## Stated problem
Pictures do not belong in your copy. Repeat all the other data exactly.

((

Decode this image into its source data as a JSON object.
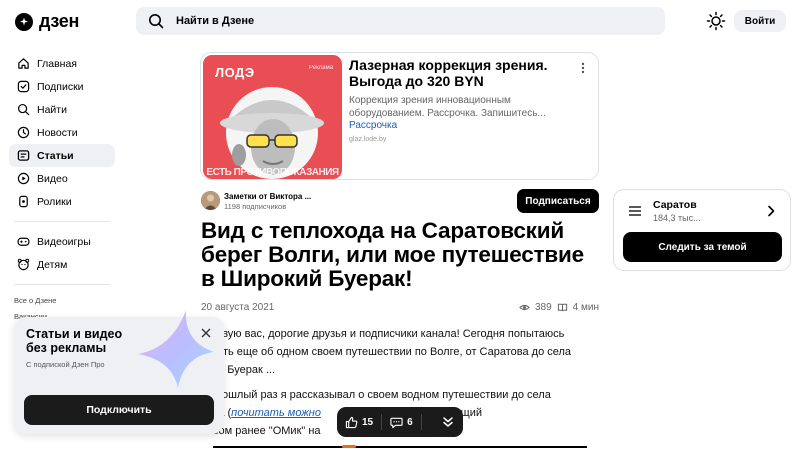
{
  "header": {
    "logo_text": "дзен",
    "search_placeholder": "Найти в Дзене",
    "login_label": "Войти"
  },
  "sidebar": {
    "items": [
      {
        "label": "Главная",
        "icon": "home-icon"
      },
      {
        "label": "Подписки",
        "icon": "subscriptions-icon"
      },
      {
        "label": "Найти",
        "icon": "search-icon"
      },
      {
        "label": "Новости",
        "icon": "news-icon"
      },
      {
        "label": "Статьи",
        "icon": "articles-icon",
        "active": true
      },
      {
        "label": "Видео",
        "icon": "video-icon"
      },
      {
        "label": "Ролики",
        "icon": "shorts-icon"
      },
      {
        "label": "Видеоигры",
        "icon": "gamepad-icon"
      },
      {
        "label": "Детям",
        "icon": "kids-icon"
      }
    ],
    "footer_links": [
      "Все о Дзене",
      "Вакансии"
    ]
  },
  "ad": {
    "brand": "ЛОДЭ",
    "tag": "Реклама",
    "warning": "ЕСТЬ ПРОТИВОПОКАЗАНИЯ",
    "title": "Лазерная коррекция зрения. Выгода до 320 BYN",
    "description": "Коррекция зрения инновационным оборудованием. Рассрочка. Запишитесь...",
    "link": "Рассрочка",
    "domain": "glaz.lode.by"
  },
  "channel": {
    "name": "Заметки от Виктора ...",
    "subscribers": "1198 подписчиков",
    "subscribe_label": "Подписаться"
  },
  "article": {
    "title": "Вид с теплохода на Саратовский берег Волги, или мое путешествие в Широкий Буерак!",
    "date": "20 августа 2021",
    "views": "389",
    "read_time": "4 мин",
    "p1_l1": "етствую вас, дорогие друзья и подписчики канала! Сегодня попытаюсь",
    "p1_l2": "казать еще об одном своем путешествии по Волге, от Саратова до села",
    "p1_l3": "окий Буерак ...",
    "p2_l1": "в прошлый раз я рассказывал о своем водном путешествии до села",
    "p2_l2_a": "ейка (",
    "p2_l2_link": "почитать можно",
    "p2_l2_b": "смотрел на уходящий",
    "p2_l3": "часом ранее \"ОМик\" на"
  },
  "topic": {
    "name": "Саратов",
    "count": "184,3 тыс...",
    "follow_label": "Следить за темой"
  },
  "promo": {
    "title": "Статьи и видео без рекламы",
    "subtitle": "С подпиской Дзен Про",
    "button_label": "Подключить"
  },
  "actions": {
    "likes": "15",
    "comments": "6"
  },
  "colors": {
    "accent": "#000000",
    "link": "#1a5fb4",
    "ad_background": "#e94e55",
    "progress": "#f26b1d"
  }
}
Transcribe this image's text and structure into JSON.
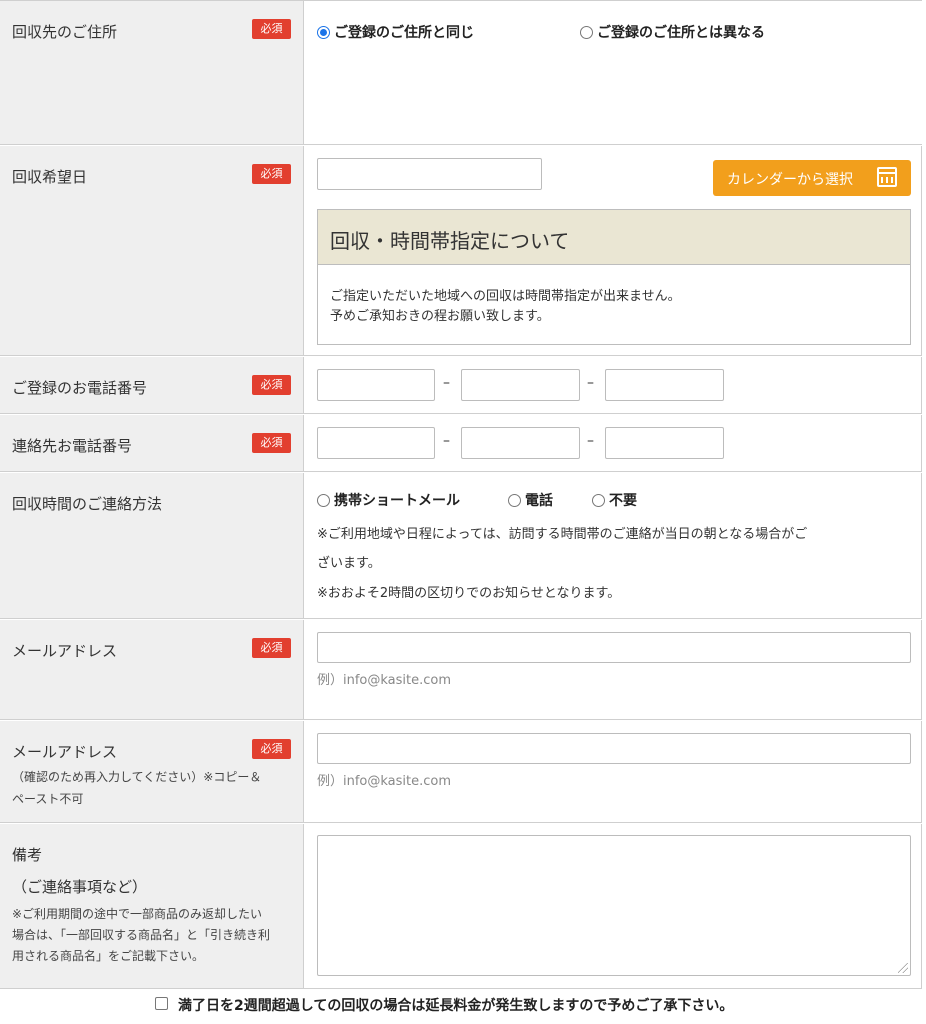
{
  "required_badge": "必須",
  "address": {
    "label": "回収先のご住所",
    "options": [
      "ご登録のご住所と同じ",
      "ご登録のご住所とは異なる"
    ],
    "selected": 0
  },
  "pickup_date": {
    "label": "回収希望日",
    "calendar_button": "カレンダーから選択",
    "notice_title": "回収・時間帯指定について",
    "notice_lines": [
      "ご指定いただいた地域への回収は時間帯指定が出来ません。",
      "予めご承知おきの程お願い致します。"
    ]
  },
  "registered_phone": {
    "label": "ご登録のお電話番号",
    "separator": "–"
  },
  "contact_phone": {
    "label": "連絡先お電話番号",
    "separator": "–"
  },
  "contact_method": {
    "label": "回収時間のご連絡方法",
    "options": [
      "携帯ショートメール",
      "電話",
      "不要"
    ],
    "notes": [
      "※ご利用地域や日程によっては、訪問する時間帯のご連絡が当日の朝となる場合がご",
      "ざいます。",
      "※おおよそ2時間の区切りでのお知らせとなります。"
    ]
  },
  "email": {
    "label": "メールアドレス",
    "hint": "例）info@kasite.com"
  },
  "email_confirm": {
    "label": "メールアドレス",
    "sub_lines": [
      "（確認のため再入力してください）※コピー＆",
      "ペースト不可"
    ],
    "hint": "例）info@kasite.com"
  },
  "remarks": {
    "label": "備考",
    "sub_label": "（ご連絡事項など）",
    "note_lines": [
      "※ご利用期間の途中で一部商品のみ返却したい",
      "場合は、「一部回収する商品名」と「引き続き利",
      "用される商品名」をご記載下さい。"
    ]
  },
  "agreement": "満了日を2週間超過しての回収の場合は延長料金が発生致しますので予めご了承下さい。",
  "colors": {
    "required_badge": "#e23f2f",
    "calendar_button": "#f29f1c",
    "notice_header": "#eae6d3",
    "label_bg": "#efefef",
    "radio_selected": "#1a73e8"
  }
}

))

## Written reply
Decode this image into its source data as a JSON object.
{
  "header": {
    "logo_text": "дзен",
    "search_placeholder": "Найти в Дзене",
    "login_label": "Войти"
  },
  "sidebar": {
    "items": [
      {
        "label": "Главная",
        "icon": "home-icon"
      },
      {
        "label": "Подписки",
        "icon": "subscriptions-icon"
      },
      {
        "label": "Найти",
        "icon": "search-icon"
      },
      {
        "label": "Новости",
        "icon": "news-icon"
      },
      {
        "label": "Статьи",
        "icon": "articles-icon",
        "active": true
      },
      {
        "label": "Видео",
        "icon": "video-icon"
      },
      {
        "label": "Ролики",
        "icon": "shorts-icon"
      },
      {
        "label": "Видеоигры",
        "icon": "gamepad-icon"
      },
      {
        "label": "Детям",
        "icon": "kids-icon"
      }
    ],
    "footer_links": [
      "Все о Дзене",
      "Вакансии"
    ]
  },
  "ad": {
    "brand": "ЛОДЭ",
    "tag": "Реклама",
    "warning": "ЕСТЬ ПРОТИВОПОКАЗАНИЯ",
    "title": "Лазерная коррекция зрения. Выгода до 320 BYN",
    "description": "Коррекция зрения инновационным оборудованием. Рассрочка. Запишитесь...",
    "link": "Рассрочка",
    "domain": "glaz.lode.by"
  },
  "channel": {
    "name": "Заметки от Виктора ...",
    "subscribers": "1198 подписчиков",
    "subscribe_label": "Подписаться"
  },
  "article": {
    "title": "Вид с теплохода на Саратовский берег Волги, или мое путешествие в Широкий Буерак!",
    "date": "20 августа 2021",
    "views": "389",
    "read_time": "4 мин",
    "p1_l1": "етствую вас, дорогие друзья и подписчики канала! Сегодня попытаюсь",
    "p1_l2": "казать еще об одном своем путешествии по Волге, от Саратова до села",
    "p1_l3": "окий Буерак ...",
    "p2_l1": "в прошлый раз я рассказывал о своем водном путешествии до села",
    "p2_l2_a": "ейка (",
    "p2_l2_link": "почитать можно",
    "p2_l2_b": "смотрел на уходящий",
    "p2_l3": "часом ранее \"ОМик\" на"
  },
  "topic": {
    "name": "Саратов",
    "count": "184,3 тыс...",
    "follow_label": "Следить за темой"
  },
  "promo": {
    "title": "Статьи и видео без рекламы",
    "subtitle": "С подпиской Дзен Про",
    "button_label": "Подключить"
  },
  "actions": {
    "likes": "15",
    "comments": "6"
  },
  "colors": {
    "accent": "#000000",
    "link": "#1a5fb4",
    "ad_background": "#e94e55",
    "progress": "#f26b1d"
  }
}
Transcribe this image's text and structure into JSON.
{
  "required_badge": "必須",
  "address": {
    "label": "回収先のご住所",
    "options": [
      "ご登録のご住所と同じ",
      "ご登録のご住所とは異なる"
    ],
    "selected": 0
  },
  "pickup_date": {
    "label": "回収希望日",
    "calendar_button": "カレンダーから選択",
    "notice_title": "回収・時間帯指定について",
    "notice_lines": [
      "ご指定いただいた地域への回収は時間帯指定が出来ません。",
      "予めご承知おきの程お願い致します。"
    ]
  },
  "registered_phone": {
    "label": "ご登録のお電話番号",
    "separator": "–"
  },
  "contact_phone": {
    "label": "連絡先お電話番号",
    "separator": "–"
  },
  "contact_method": {
    "label": "回収時間のご連絡方法",
    "options": [
      "携帯ショートメール",
      "電話",
      "不要"
    ],
    "notes": [
      "※ご利用地域や日程によっては、訪問する時間帯のご連絡が当日の朝となる場合がご",
      "ざいます。",
      "※おおよそ2時間の区切りでのお知らせとなります。"
    ]
  },
  "email": {
    "label": "メールアドレス",
    "hint": "例）info@kasite.com"
  },
  "email_confirm": {
    "label": "メールアドレス",
    "sub_lines": [
      "（確認のため再入力してください）※コピー＆",
      "ペースト不可"
    ],
    "hint": "例）info@kasite.com"
  },
  "remarks": {
    "label": "備考",
    "sub_label": "（ご連絡事項など）",
    "note_lines": [
      "※ご利用期間の途中で一部商品のみ返却したい",
      "場合は、「一部回収する商品名」と「引き続き利",
      "用される商品名」をご記載下さい。"
    ]
  },
  "agreement": "満了日を2週間超過しての回収の場合は延長料金が発生致しますので予めご了承下さい。",
  "colors": {
    "required_badge": "#e23f2f",
    "calendar_button": "#f29f1c",
    "notice_header": "#eae6d3",
    "label_bg": "#efefef",
    "radio_selected": "#1a73e8"
  }
}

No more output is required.